• _Task directions_:
Reproduce the material exactly, omitting nothing.
------
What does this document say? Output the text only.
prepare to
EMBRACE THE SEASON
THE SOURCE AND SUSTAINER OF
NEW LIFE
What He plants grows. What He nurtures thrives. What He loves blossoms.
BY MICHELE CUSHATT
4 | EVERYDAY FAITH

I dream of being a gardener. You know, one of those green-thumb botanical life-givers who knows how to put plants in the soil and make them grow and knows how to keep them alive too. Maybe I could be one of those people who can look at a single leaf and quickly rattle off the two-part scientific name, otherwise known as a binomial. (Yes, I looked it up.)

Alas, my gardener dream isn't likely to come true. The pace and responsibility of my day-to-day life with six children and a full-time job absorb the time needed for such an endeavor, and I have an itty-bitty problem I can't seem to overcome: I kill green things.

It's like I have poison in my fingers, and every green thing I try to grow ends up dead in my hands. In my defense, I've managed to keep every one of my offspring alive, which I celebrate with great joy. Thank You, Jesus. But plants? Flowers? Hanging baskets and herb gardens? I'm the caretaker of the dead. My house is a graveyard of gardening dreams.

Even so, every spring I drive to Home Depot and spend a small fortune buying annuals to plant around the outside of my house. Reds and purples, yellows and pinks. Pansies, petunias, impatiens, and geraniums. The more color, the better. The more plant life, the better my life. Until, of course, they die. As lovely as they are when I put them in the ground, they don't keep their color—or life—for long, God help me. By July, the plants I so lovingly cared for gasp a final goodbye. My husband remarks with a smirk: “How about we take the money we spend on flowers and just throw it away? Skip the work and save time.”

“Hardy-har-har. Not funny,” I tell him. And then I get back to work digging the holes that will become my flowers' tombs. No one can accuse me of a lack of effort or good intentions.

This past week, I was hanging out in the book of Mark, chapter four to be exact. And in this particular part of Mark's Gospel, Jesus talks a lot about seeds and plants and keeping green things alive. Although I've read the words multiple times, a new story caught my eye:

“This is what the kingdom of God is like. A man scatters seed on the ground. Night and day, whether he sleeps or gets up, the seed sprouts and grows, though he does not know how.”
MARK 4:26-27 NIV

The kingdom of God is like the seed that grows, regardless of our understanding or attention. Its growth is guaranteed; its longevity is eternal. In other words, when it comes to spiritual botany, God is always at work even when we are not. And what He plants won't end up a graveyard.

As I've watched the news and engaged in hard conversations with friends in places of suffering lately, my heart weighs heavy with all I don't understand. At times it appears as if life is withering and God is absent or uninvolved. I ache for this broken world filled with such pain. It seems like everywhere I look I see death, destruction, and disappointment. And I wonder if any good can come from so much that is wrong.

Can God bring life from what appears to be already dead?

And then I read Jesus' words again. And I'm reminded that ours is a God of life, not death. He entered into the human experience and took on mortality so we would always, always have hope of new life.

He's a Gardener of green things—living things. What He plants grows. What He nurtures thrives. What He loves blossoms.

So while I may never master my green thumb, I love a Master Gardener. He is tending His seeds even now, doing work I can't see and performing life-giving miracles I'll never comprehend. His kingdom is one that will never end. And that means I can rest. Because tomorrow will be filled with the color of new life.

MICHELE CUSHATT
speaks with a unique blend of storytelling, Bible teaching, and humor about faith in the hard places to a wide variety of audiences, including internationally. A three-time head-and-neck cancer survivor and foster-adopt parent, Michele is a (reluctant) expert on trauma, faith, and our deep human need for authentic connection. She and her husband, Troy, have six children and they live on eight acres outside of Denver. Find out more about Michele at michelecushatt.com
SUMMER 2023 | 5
------
• _Answer for the task_:
What does this document say? Output the text only.
prepare to
EMBRACE THE SEASON
THE SOURCE AND SUSTAINER OF
NEW LIFE
What He plants grows. What He nurtures thrives. What He loves blossoms.
BY MICHELE CUSHATT
4 | EVERYDAY FAITH

I dream of being a gardener. You know, one of those green-thumb botanical life-givers who knows how to put plants in the soil and make them grow and knows how to keep them alive too. Maybe I could be one of those people who can look at a single leaf and quickly rattle off the two-part scientific name, otherwise known as a binomial. (Yes, I looked it up.)

Alas, my gardener dream isn't likely to come true. The pace and responsibility of my day-to-day life with six children and a full-time job absorb the time needed for such an endeavor, and I have an itty-bitty problem I can't seem to overcome: I kill green things.

It's like I have poison in my fingers, and every green thing I try to grow ends up dead in my hands. In my defense, I've managed to keep every one of my offspring alive, which I celebrate with great joy. Thank You, Jesus. But plants? Flowers? Hanging baskets and herb gardens? I'm the caretaker of the dead. My house is a graveyard of gardening dreams.

Even so, every spring I drive to Home Depot and spend a small fortune buying annuals to plant around the outside of my house. Reds and purples, yellows and pinks. Pansies, petunias, impatiens, and geraniums. The more color, the better. The more plant life, the better my life. Until, of course, they die. As lovely as they are when I put them in the ground, they don't keep their color—or life—for long, God help me. By July, the plants I so lovingly cared for gasp a final goodbye. My husband remarks with a smirk: “How about we take the money we spend on flowers and just throw it away? Skip the work and save time.”

“Hardy-har-har. Not funny,” I tell him. And then I get back to work digging the holes that will become my flowers' tombs. No one can accuse me of a lack of effort or good intentions.

This past week, I was hanging out in the book of Mark, chapter four to be exact. And in this particular part of Mark's Gospel, Jesus talks a lot about seeds and plants and keeping green things alive. Although I've read the words multiple times, a new story caught my eye:

“This is what the kingdom of God is like. A man scatters seed on the ground. Night and day, whether he sleeps or gets up, the seed sprouts and grows, though he does not know how.”
MARK 4:26-27 NIV

The kingdom of God is like the seed that grows, regardless of our understanding or attention. Its growth is guaranteed; its longevity is eternal. In other words, when it comes to spiritual botany, God is always at work even when we are not. And what He plants won't end up a graveyard.

As I've watched the news and engaged in hard conversations with friends in places of suffering lately, my heart weighs heavy with all I don't understand. At times it appears as if life is withering and God is absent or uninvolved. I ache for this broken world filled with such pain. It seems like everywhere I look I see death, destruction, and disappointment. And I wonder if any good can come from so much that is wrong.

Can God bring life from what appears to be already dead?

And then I read Jesus' words again. And I'm reminded that ours is a God of life, not death. He entered into the human experience and took on mortality so we would always, always have hope of new life.

He's a Gardener of green things—living things. What He plants grows. What He nurtures thrives. What He loves blossoms.

So while I may never master my green thumb, I love a Master Gardener. He is tending His seeds even now, doing work I can't see and performing life-giving miracles I'll never comprehend. His kingdom is one that will never end. And that means I can rest. Because tomorrow will be filled with the color of new life.

MICHELE CUSHATT
speaks with a unique blend of storytelling, Bible teaching, and humor about faith in the hard places to a wide variety of audiences, including internationally. A three-time head-and-neck cancer survivor and foster-adopt parent, Michele is a (reluctant) expert on trauma, faith, and our deep human need for authentic connection. She and her husband, Troy, have six children and they live on eight acres outside of Denver. Find out more about Michele at michelecushatt.com
SUMMER 2023 | 5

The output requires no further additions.